## [WHAT YOU ARE ASKED TO DO]
List all lines of the data containing the word "Administrators".

## [SOURCE DATA]
▬▬▬

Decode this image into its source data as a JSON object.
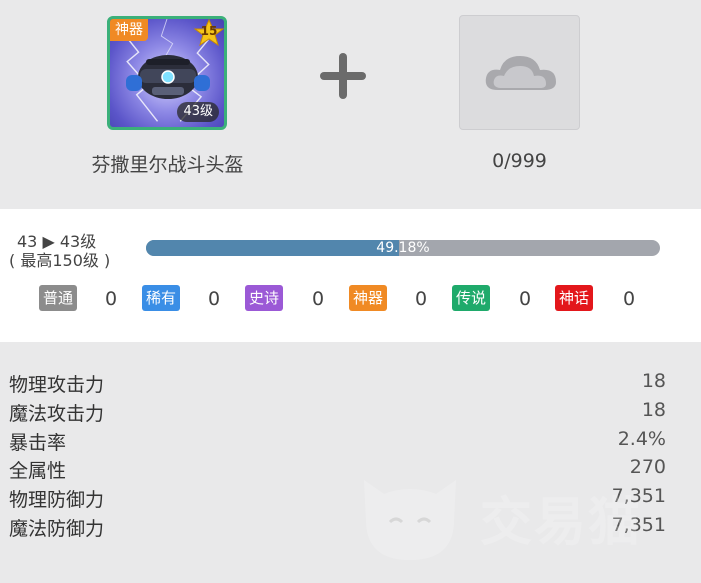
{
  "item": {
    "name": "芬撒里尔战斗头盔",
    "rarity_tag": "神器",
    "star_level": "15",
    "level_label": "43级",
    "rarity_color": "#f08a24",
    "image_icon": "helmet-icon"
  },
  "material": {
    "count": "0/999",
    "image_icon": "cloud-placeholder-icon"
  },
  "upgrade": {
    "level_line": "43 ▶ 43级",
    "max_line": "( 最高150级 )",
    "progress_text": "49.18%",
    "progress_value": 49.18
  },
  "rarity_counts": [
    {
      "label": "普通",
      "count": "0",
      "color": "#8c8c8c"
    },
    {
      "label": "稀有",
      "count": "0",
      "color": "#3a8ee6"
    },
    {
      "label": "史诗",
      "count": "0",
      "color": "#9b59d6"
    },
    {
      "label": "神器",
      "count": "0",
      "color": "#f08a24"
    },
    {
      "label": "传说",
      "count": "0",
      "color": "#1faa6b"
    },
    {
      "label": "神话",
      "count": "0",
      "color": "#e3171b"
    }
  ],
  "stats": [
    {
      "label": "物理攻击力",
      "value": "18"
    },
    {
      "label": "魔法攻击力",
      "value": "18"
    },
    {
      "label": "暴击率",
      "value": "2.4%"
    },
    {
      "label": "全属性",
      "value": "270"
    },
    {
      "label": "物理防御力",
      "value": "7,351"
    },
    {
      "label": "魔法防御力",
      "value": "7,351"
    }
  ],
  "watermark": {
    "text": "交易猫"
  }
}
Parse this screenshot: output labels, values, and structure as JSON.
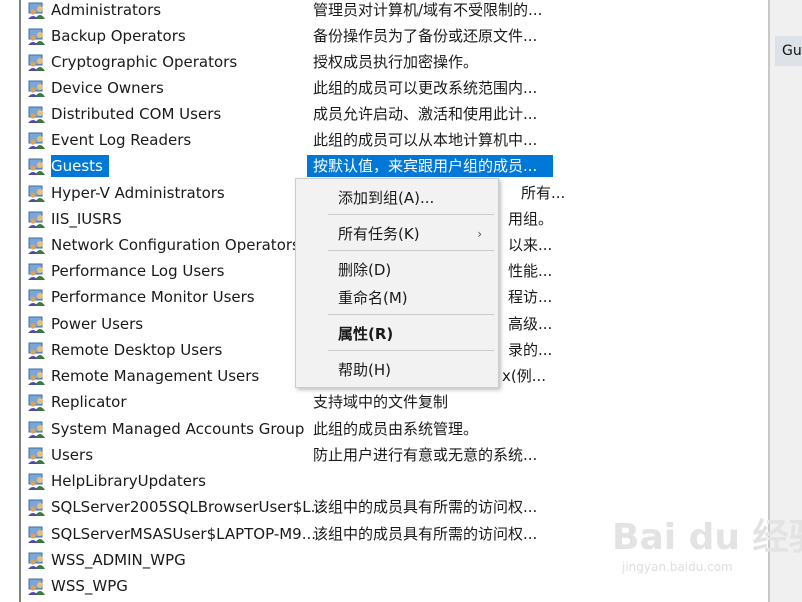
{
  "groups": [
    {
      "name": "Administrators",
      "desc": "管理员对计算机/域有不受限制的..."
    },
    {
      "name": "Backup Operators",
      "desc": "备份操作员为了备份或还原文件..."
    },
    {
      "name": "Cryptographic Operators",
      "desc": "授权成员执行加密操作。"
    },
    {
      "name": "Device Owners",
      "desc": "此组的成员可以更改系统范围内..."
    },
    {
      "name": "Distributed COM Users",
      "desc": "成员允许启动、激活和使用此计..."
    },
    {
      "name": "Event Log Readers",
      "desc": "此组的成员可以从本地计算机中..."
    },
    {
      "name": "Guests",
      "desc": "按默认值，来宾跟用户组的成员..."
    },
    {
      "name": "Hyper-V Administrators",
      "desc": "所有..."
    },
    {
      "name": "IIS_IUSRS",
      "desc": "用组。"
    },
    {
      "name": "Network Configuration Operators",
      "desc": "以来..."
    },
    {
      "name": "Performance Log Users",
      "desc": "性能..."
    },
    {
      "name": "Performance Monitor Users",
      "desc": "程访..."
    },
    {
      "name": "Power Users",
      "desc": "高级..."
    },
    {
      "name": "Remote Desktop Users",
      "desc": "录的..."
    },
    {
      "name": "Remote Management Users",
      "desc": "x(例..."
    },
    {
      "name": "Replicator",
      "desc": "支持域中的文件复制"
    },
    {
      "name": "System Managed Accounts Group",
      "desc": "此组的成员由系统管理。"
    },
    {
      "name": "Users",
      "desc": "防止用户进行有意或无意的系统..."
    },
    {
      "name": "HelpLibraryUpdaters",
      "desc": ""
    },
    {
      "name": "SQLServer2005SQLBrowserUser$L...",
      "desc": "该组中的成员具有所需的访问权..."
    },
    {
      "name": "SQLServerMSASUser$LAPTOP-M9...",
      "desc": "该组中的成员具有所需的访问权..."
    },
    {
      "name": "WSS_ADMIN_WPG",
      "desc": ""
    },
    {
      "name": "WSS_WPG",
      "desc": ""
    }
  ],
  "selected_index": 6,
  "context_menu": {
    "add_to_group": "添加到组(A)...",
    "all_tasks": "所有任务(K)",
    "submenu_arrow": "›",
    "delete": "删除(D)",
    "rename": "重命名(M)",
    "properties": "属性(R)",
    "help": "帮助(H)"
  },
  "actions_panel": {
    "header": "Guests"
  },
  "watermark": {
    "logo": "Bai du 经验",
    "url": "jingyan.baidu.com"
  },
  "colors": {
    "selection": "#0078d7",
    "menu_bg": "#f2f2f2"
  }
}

▬▬▬

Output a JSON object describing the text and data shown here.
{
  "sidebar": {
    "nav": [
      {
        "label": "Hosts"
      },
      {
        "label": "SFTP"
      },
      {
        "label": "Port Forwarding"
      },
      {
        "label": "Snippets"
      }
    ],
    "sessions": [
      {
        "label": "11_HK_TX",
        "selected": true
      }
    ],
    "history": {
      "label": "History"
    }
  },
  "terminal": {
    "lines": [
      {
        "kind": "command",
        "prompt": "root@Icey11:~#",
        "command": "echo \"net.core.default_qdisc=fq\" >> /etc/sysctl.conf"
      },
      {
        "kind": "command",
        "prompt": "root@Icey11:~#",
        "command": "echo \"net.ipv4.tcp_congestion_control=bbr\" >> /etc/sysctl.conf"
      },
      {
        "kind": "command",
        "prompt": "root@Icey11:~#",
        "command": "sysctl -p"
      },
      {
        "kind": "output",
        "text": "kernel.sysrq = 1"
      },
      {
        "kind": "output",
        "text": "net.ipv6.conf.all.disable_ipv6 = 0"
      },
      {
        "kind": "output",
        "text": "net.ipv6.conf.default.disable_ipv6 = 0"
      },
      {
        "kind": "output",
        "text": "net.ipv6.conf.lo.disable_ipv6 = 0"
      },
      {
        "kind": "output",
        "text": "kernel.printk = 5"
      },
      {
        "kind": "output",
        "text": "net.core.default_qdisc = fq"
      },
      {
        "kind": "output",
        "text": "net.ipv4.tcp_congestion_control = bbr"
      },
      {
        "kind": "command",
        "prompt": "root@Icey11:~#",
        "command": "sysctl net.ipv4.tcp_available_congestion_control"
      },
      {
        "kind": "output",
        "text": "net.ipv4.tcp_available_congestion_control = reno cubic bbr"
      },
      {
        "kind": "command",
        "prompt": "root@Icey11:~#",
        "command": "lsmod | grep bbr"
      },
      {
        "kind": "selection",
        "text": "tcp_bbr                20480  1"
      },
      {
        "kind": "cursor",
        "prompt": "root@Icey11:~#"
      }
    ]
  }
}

▬▬▬

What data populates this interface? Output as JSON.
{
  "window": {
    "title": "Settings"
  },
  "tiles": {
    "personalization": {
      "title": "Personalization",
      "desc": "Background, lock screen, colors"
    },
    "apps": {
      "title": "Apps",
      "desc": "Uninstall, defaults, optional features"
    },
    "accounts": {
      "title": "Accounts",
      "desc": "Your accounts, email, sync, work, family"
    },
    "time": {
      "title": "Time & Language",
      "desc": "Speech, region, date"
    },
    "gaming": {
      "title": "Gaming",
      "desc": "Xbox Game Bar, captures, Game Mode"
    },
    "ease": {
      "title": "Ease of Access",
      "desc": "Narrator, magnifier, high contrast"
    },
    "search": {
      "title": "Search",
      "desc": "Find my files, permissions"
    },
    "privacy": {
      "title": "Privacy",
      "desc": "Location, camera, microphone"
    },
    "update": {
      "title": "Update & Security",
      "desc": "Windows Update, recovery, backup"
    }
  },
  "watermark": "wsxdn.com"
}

▬▬▬

## [WORKED SOLUTION]
      "name": "Administrators",
      "name": "Hyper-V Administrators",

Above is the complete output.